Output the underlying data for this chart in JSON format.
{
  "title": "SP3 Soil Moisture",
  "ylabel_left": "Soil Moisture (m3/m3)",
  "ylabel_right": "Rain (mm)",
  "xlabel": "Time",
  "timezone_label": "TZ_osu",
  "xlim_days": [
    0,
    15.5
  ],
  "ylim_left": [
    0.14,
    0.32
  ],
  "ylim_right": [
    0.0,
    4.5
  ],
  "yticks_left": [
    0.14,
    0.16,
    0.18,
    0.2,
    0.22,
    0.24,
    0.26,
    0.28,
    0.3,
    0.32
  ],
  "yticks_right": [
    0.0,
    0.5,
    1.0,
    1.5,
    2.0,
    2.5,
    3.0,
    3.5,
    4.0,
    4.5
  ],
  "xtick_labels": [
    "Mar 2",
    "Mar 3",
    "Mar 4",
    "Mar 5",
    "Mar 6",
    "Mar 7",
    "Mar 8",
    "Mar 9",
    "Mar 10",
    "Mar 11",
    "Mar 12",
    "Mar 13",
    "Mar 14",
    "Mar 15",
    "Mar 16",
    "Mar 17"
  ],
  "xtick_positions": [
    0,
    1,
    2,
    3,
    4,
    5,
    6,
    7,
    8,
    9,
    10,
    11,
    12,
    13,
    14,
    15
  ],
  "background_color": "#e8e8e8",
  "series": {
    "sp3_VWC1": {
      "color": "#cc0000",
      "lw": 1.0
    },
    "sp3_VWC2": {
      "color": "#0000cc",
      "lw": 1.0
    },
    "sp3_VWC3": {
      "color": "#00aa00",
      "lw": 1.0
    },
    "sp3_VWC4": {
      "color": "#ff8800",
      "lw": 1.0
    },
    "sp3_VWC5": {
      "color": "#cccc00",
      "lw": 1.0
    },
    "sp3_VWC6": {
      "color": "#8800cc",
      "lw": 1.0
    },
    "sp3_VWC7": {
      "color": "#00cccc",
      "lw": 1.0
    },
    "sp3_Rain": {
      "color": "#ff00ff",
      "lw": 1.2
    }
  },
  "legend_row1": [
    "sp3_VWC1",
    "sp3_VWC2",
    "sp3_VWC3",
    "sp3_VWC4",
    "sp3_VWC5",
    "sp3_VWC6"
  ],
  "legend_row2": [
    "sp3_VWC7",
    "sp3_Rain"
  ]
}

—————

§ **EXERCISE**:
Transcribe all lines as written.

§ **COMPLETED EXERCISE**:
Output the underlying data for this chart in JSON format.
{
  "title": "SP3 Soil Moisture",
  "ylabel_left": "Soil Moisture (m3/m3)",
  "ylabel_right": "Rain (mm)",
  "xlabel": "Time",
  "timezone_label": "TZ_osu",
  "xlim_days": [
    0,
    15.5
  ],
  "ylim_left": [
    0.14,
    0.32
  ],
  "ylim_right": [
    0.0,
    4.5
  ],
  "yticks_left": [
    0.14,
    0.16,
    0.18,
    0.2,
    0.22,
    0.24,
    0.26,
    0.28,
    0.3,
    0.32
  ],
  "yticks_right": [
    0.0,
    0.5,
    1.0,
    1.5,
    2.0,
    2.5,
    3.0,
    3.5,
    4.0,
    4.5
  ],
  "xtick_labels": [
    "Mar 2",
    "Mar 3",
    "Mar 4",
    "Mar 5",
    "Mar 6",
    "Mar 7",
    "Mar 8",
    "Mar 9",
    "Mar 10",
    "Mar 11",
    "Mar 12",
    "Mar 13",
    "Mar 14",
    "Mar 15",
    "Mar 16",
    "Mar 17"
  ],
  "xtick_positions": [
    0,
    1,
    2,
    3,
    4,
    5,
    6,
    7,
    8,
    9,
    10,
    11,
    12,
    13,
    14,
    15
  ],
  "background_color": "#e8e8e8",
  "series": {
    "sp3_VWC1": {
      "color": "#cc0000",
      "lw": 1.0
    },
    "sp3_VWC2": {
      "color": "#0000cc",
      "lw": 1.0
    },
    "sp3_VWC3": {
      "color": "#00aa00",
      "lw": 1.0
    },
    "sp3_VWC4": {
      "color": "#ff8800",
      "lw": 1.0
    },
    "sp3_VWC5": {
      "color": "#cccc00",
      "lw": 1.0
    },
    "sp3_VWC6": {
      "color": "#8800cc",
      "lw": 1.0
    },
    "sp3_VWC7": {
      "color": "#00cccc",
      "lw": 1.0
    },
    "sp3_Rain": {
      "color": "#ff00ff",
      "lw": 1.2
    }
  },
  "legend_row1": [
    "sp3_VWC1",
    "sp3_VWC2",
    "sp3_VWC3",
    "sp3_VWC4",
    "sp3_VWC5",
    "sp3_VWC6"
  ],
  "legend_row2": [
    "sp3_VWC7",
    "sp3_Rain"
  ]
}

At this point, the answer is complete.